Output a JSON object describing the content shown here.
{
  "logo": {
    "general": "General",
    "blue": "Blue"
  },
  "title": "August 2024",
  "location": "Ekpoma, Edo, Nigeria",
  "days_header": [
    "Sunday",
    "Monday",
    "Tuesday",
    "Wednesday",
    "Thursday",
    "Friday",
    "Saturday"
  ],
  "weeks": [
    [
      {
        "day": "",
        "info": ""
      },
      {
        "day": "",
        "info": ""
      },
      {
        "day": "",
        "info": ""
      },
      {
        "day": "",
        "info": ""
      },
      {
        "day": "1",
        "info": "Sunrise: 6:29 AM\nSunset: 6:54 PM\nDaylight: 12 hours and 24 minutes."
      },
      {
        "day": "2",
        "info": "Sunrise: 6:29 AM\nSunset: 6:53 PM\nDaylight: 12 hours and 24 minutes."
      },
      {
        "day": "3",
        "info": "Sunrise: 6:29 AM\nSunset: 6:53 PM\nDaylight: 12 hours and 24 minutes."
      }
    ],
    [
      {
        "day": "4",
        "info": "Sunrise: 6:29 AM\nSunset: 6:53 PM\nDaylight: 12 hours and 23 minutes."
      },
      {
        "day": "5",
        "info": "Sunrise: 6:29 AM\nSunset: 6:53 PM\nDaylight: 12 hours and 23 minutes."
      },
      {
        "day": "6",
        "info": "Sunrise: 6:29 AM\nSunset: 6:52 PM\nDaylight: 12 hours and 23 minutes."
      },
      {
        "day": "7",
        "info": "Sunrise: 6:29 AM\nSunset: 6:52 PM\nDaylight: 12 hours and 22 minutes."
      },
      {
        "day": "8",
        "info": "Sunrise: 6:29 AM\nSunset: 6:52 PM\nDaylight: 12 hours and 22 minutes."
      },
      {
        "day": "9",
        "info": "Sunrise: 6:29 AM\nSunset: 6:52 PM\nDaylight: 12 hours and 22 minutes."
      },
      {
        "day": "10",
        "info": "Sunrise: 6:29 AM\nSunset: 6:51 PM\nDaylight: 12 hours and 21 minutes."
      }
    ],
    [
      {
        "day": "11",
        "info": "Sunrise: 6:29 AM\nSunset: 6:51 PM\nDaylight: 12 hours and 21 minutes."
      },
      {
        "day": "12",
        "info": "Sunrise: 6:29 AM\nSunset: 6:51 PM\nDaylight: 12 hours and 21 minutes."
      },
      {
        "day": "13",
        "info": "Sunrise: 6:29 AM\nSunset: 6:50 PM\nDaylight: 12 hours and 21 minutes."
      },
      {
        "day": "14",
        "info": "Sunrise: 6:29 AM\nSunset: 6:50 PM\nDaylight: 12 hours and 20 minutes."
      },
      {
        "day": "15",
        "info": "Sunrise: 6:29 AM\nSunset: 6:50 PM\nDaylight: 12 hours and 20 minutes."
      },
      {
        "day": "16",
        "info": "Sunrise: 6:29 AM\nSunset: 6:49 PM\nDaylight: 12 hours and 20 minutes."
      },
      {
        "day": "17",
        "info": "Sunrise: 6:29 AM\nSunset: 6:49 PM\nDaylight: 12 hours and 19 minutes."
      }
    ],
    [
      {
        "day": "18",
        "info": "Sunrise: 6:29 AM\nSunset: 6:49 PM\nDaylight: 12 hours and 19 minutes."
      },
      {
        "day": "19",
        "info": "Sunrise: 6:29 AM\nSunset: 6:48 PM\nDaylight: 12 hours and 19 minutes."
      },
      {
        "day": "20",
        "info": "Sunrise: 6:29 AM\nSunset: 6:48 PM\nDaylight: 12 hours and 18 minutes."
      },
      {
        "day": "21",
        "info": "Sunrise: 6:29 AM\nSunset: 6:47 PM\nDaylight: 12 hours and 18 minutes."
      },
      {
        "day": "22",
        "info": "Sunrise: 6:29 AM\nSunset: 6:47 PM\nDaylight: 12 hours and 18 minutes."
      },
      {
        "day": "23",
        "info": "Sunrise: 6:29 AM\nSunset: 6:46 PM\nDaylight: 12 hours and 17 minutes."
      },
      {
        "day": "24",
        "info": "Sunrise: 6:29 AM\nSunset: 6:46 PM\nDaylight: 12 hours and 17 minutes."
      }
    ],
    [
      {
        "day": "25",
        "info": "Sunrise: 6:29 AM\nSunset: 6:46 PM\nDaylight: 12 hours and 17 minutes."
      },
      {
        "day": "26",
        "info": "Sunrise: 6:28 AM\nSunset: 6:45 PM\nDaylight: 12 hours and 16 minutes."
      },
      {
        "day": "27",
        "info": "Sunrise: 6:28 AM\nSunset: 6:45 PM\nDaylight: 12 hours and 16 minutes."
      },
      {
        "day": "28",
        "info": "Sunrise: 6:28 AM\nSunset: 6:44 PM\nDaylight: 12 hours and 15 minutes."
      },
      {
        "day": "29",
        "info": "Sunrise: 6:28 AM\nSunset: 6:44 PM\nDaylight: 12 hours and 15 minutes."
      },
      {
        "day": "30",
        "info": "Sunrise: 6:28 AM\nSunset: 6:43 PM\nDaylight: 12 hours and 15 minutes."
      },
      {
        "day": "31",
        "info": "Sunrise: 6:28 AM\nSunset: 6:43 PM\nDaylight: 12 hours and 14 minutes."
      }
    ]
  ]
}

★ ★ ★ ★ ★ ★ ★

## WHAT THE TASK ASKS
Write out all of the records above exactly as they appear.

## ANSWER TO THE EXERCISE
Output a JSON object describing the content shown here.
{
  "logo": {
    "general": "General",
    "blue": "Blue"
  },
  "title": "August 2024",
  "location": "Ekpoma, Edo, Nigeria",
  "days_header": [
    "Sunday",
    "Monday",
    "Tuesday",
    "Wednesday",
    "Thursday",
    "Friday",
    "Saturday"
  ],
  "weeks": [
    [
      {
        "day": "",
        "info": ""
      },
      {
        "day": "",
        "info": ""
      },
      {
        "day": "",
        "info": ""
      },
      {
        "day": "",
        "info": ""
      },
      {
        "day": "1",
        "info": "Sunrise: 6:29 AM\nSunset: 6:54 PM\nDaylight: 12 hours and 24 minutes."
      },
      {
        "day": "2",
        "info": "Sunrise: 6:29 AM\nSunset: 6:53 PM\nDaylight: 12 hours and 24 minutes."
      },
      {
        "day": "3",
        "info": "Sunrise: 6:29 AM\nSunset: 6:53 PM\nDaylight: 12 hours and 24 minutes."
      }
    ],
    [
      {
        "day": "4",
        "info": "Sunrise: 6:29 AM\nSunset: 6:53 PM\nDaylight: 12 hours and 23 minutes."
      },
      {
        "day": "5",
        "info": "Sunrise: 6:29 AM\nSunset: 6:53 PM\nDaylight: 12 hours and 23 minutes."
      },
      {
        "day": "6",
        "info": "Sunrise: 6:29 AM\nSunset: 6:52 PM\nDaylight: 12 hours and 23 minutes."
      },
      {
        "day": "7",
        "info": "Sunrise: 6:29 AM\nSunset: 6:52 PM\nDaylight: 12 hours and 22 minutes."
      },
      {
        "day": "8",
        "info": "Sunrise: 6:29 AM\nSunset: 6:52 PM\nDaylight: 12 hours and 22 minutes."
      },
      {
        "day": "9",
        "info": "Sunrise: 6:29 AM\nSunset: 6:52 PM\nDaylight: 12 hours and 22 minutes."
      },
      {
        "day": "10",
        "info": "Sunrise: 6:29 AM\nSunset: 6:51 PM\nDaylight: 12 hours and 21 minutes."
      }
    ],
    [
      {
        "day": "11",
        "info": "Sunrise: 6:29 AM\nSunset: 6:51 PM\nDaylight: 12 hours and 21 minutes."
      },
      {
        "day": "12",
        "info": "Sunrise: 6:29 AM\nSunset: 6:51 PM\nDaylight: 12 hours and 21 minutes."
      },
      {
        "day": "13",
        "info": "Sunrise: 6:29 AM\nSunset: 6:50 PM\nDaylight: 12 hours and 21 minutes."
      },
      {
        "day": "14",
        "info": "Sunrise: 6:29 AM\nSunset: 6:50 PM\nDaylight: 12 hours and 20 minutes."
      },
      {
        "day": "15",
        "info": "Sunrise: 6:29 AM\nSunset: 6:50 PM\nDaylight: 12 hours and 20 minutes."
      },
      {
        "day": "16",
        "info": "Sunrise: 6:29 AM\nSunset: 6:49 PM\nDaylight: 12 hours and 20 minutes."
      },
      {
        "day": "17",
        "info": "Sunrise: 6:29 AM\nSunset: 6:49 PM\nDaylight: 12 hours and 19 minutes."
      }
    ],
    [
      {
        "day": "18",
        "info": "Sunrise: 6:29 AM\nSunset: 6:49 PM\nDaylight: 12 hours and 19 minutes."
      },
      {
        "day": "19",
        "info": "Sunrise: 6:29 AM\nSunset: 6:48 PM\nDaylight: 12 hours and 19 minutes."
      },
      {
        "day": "20",
        "info": "Sunrise: 6:29 AM\nSunset: 6:48 PM\nDaylight: 12 hours and 18 minutes."
      },
      {
        "day": "21",
        "info": "Sunrise: 6:29 AM\nSunset: 6:47 PM\nDaylight: 12 hours and 18 minutes."
      },
      {
        "day": "22",
        "info": "Sunrise: 6:29 AM\nSunset: 6:47 PM\nDaylight: 12 hours and 18 minutes."
      },
      {
        "day": "23",
        "info": "Sunrise: 6:29 AM\nSunset: 6:46 PM\nDaylight: 12 hours and 17 minutes."
      },
      {
        "day": "24",
        "info": "Sunrise: 6:29 AM\nSunset: 6:46 PM\nDaylight: 12 hours and 17 minutes."
      }
    ],
    [
      {
        "day": "25",
        "info": "Sunrise: 6:29 AM\nSunset: 6:46 PM\nDaylight: 12 hours and 17 minutes."
      },
      {
        "day": "26",
        "info": "Sunrise: 6:28 AM\nSunset: 6:45 PM\nDaylight: 12 hours and 16 minutes."
      },
      {
        "day": "27",
        "info": "Sunrise: 6:28 AM\nSunset: 6:45 PM\nDaylight: 12 hours and 16 minutes."
      },
      {
        "day": "28",
        "info": "Sunrise: 6:28 AM\nSunset: 6:44 PM\nDaylight: 12 hours and 15 minutes."
      },
      {
        "day": "29",
        "info": "Sunrise: 6:28 AM\nSunset: 6:44 PM\nDaylight: 12 hours and 15 minutes."
      },
      {
        "day": "30",
        "info": "Sunrise: 6:28 AM\nSunset: 6:43 PM\nDaylight: 12 hours and 15 minutes."
      },
      {
        "day": "31",
        "info": "Sunrise: 6:28 AM\nSunset: 6:43 PM\nDaylight: 12 hours and 14 minutes."
      }
    ]
  ]
}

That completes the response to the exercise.